▶ Goal
Write out the records below word for word, please.

▶ Source material
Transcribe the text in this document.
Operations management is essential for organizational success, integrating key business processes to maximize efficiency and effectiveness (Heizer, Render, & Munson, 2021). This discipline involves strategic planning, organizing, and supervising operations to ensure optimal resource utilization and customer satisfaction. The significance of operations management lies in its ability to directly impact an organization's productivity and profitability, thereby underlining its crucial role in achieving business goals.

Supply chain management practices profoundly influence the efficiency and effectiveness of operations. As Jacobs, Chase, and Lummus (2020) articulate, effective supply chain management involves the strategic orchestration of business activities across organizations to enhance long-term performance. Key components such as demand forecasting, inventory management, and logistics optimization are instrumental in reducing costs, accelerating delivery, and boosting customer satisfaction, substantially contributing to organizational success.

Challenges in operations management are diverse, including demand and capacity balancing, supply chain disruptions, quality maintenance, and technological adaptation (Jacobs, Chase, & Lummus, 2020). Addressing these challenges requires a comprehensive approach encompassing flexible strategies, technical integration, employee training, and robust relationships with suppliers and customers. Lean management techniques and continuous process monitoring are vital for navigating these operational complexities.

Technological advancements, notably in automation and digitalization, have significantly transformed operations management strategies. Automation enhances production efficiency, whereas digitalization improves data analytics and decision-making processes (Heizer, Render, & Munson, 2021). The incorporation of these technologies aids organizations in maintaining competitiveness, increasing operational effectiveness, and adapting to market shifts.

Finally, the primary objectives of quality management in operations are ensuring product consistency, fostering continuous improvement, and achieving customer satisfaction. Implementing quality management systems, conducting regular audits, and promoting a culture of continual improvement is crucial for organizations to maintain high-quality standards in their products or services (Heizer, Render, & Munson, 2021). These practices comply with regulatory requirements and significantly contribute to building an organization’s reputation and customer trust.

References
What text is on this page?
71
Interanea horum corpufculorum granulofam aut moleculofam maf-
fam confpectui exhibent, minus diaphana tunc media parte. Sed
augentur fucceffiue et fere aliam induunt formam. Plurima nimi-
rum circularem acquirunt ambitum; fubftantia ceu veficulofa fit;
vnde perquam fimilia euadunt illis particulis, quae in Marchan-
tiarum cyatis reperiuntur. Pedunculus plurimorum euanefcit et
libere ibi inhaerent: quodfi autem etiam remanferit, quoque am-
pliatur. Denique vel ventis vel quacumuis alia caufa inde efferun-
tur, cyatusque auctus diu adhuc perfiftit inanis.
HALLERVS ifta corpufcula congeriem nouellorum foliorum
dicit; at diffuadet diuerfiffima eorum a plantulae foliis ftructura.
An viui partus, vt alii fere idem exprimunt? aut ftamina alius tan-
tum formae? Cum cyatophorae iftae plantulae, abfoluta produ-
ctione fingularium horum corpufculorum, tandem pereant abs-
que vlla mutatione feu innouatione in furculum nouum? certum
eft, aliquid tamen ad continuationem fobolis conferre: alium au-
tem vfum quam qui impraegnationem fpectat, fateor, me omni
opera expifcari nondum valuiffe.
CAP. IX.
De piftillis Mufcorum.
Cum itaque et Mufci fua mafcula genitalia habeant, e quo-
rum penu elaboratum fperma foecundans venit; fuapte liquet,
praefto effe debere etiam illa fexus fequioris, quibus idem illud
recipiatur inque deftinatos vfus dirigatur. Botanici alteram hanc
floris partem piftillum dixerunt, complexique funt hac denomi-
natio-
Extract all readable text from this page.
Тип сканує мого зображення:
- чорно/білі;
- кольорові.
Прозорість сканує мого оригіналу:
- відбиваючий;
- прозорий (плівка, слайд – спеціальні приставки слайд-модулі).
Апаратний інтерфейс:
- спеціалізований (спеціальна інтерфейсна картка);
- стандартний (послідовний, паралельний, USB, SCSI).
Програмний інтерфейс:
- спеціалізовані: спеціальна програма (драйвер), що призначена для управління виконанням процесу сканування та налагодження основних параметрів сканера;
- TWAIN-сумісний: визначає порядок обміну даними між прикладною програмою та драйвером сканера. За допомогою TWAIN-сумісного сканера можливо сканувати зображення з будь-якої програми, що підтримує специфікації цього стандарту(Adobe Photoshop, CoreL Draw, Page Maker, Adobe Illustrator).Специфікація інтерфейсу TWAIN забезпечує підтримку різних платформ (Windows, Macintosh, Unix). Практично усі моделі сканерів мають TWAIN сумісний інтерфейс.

▶ Exercise response
Transcribe the text in this document.
Operations management is essential for organizational success, integrating key business processes to maximize efficiency and effectiveness (Heizer, Render, & Munson, 2021). This discipline involves strategic planning, organizing, and supervising operations to ensure optimal resource utilization and customer satisfaction. The significance of operations management lies in its ability to directly impact an organization's productivity and profitability, thereby underlining its crucial role in achieving business goals.

Supply chain management practices profoundly influence the efficiency and effectiveness of operations. As Jacobs, Chase, and Lummus (2020) articulate, effective supply chain management involves the strategic orchestration of business activities across organizations to enhance long-term performance. Key components such as demand forecasting, inventory management, and logistics optimization are instrumental in reducing costs, accelerating delivery, and boosting customer satisfaction, substantially contributing to organizational success.

Challenges in operations management are diverse, including demand and capacity balancing, supply chain disruptions, quality maintenance, and technological adaptation (Jacobs, Chase, & Lummus, 2020). Addressing these challenges requires a comprehensive approach encompassing flexible strategies, technical integration, employee training, and robust relationships with suppliers and customers. Lean management techniques and continuous process monitoring are vital for navigating these operational complexities.

Technological advancements, notably in automation and digitalization, have significantly transformed operations management strategies. Automation enhances production efficiency, whereas digitalization improves data analytics and decision-making processes (Heizer, Render, & Munson, 2021). The incorporation of these technologies aids organizations in maintaining competitiveness, increasing operational effectiveness, and adapting to market shifts.

Finally, the primary objectives of quality management in operations are ensuring product consistency, fostering continuous improvement, and achieving customer satisfaction. Implementing quality management systems, conducting regular audits, and promoting a culture of continual improvement is crucial for organizations to maintain high-quality standards in their products or services (Heizer, Render, & Munson, 2021). These practices comply with regulatory requirements and significantly contribute to building an organization’s reputation and customer trust.

References
What text is on this page?
71
Interanea horum corpufculorum granulofam aut moleculofam maf-
fam confpectui exhibent, minus diaphana tunc media parte. Sed
augentur fucceffiue et fere aliam induunt formam. Plurima nimi-
rum circularem acquirunt ambitum; fubftantia ceu veficulofa fit;
vnde perquam fimilia euadunt illis particulis, quae in Marchan-
tiarum cyatis reperiuntur. Pedunculus plurimorum euanefcit et
libere ibi inhaerent: quodfi autem etiam remanferit, quoque am-
pliatur. Denique vel ventis vel quacumuis alia caufa inde efferun-
tur, cyatusque auctus diu adhuc perfiftit inanis.
HALLERVS ifta corpufcula congeriem nouellorum foliorum
dicit; at diffuadet diuerfiffima eorum a plantulae foliis ftructura.
An viui partus, vt alii fere idem exprimunt? aut ftamina alius tan-
tum formae? Cum cyatophorae iftae plantulae, abfoluta produ-
ctione fingularium horum corpufculorum, tandem pereant abs-
que vlla mutatione feu innouatione in furculum nouum? certum
eft, aliquid tamen ad continuationem fobolis conferre: alium au-
tem vfum quam qui impraegnationem fpectat, fateor, me omni
opera expifcari nondum valuiffe.
CAP. IX.
De piftillis Mufcorum.
Cum itaque et Mufci fua mafcula genitalia habeant, e quo-
rum penu elaboratum fperma foecundans venit; fuapte liquet,
praefto effe debere etiam illa fexus fequioris, quibus idem illud
recipiatur inque deftinatos vfus dirigatur. Botanici alteram hanc
floris partem piftillum dixerunt, complexique funt hac denomi-
natio-
Extract all readable text from this page.
Тип сканує мого зображення:
- чорно/білі;
- кольорові.
Прозорість сканує мого оригіналу:
- відбиваючий;
- прозорий (плівка, слайд – спеціальні приставки слайд-модулі).
Апаратний інтерфейс:
- спеціалізований (спеціальна інтерфейсна картка);
- стандартний (послідовний, паралельний, USB, SCSI).
Програмний інтерфейс:
- спеціалізовані: спеціальна програма (драйвер), що призначена для управління виконанням процесу сканування та налагодження основних параметрів сканера;
- TWAIN-сумісний: визначає порядок обміну даними між прикладною програмою та драйвером сканера. За допомогою TWAIN-сумісного сканера можливо сканувати зображення з будь-якої програми, що підтримує специфікації цього стандарту(Adobe Photoshop, CoreL Draw, Page Maker, Adobe Illustrator).Специфікація інтерфейсу TWAIN забезпечує підтримку різних платформ (Windows, Macintosh, Unix). Практично усі моделі сканерів мають TWAIN сумісний інтерфейс.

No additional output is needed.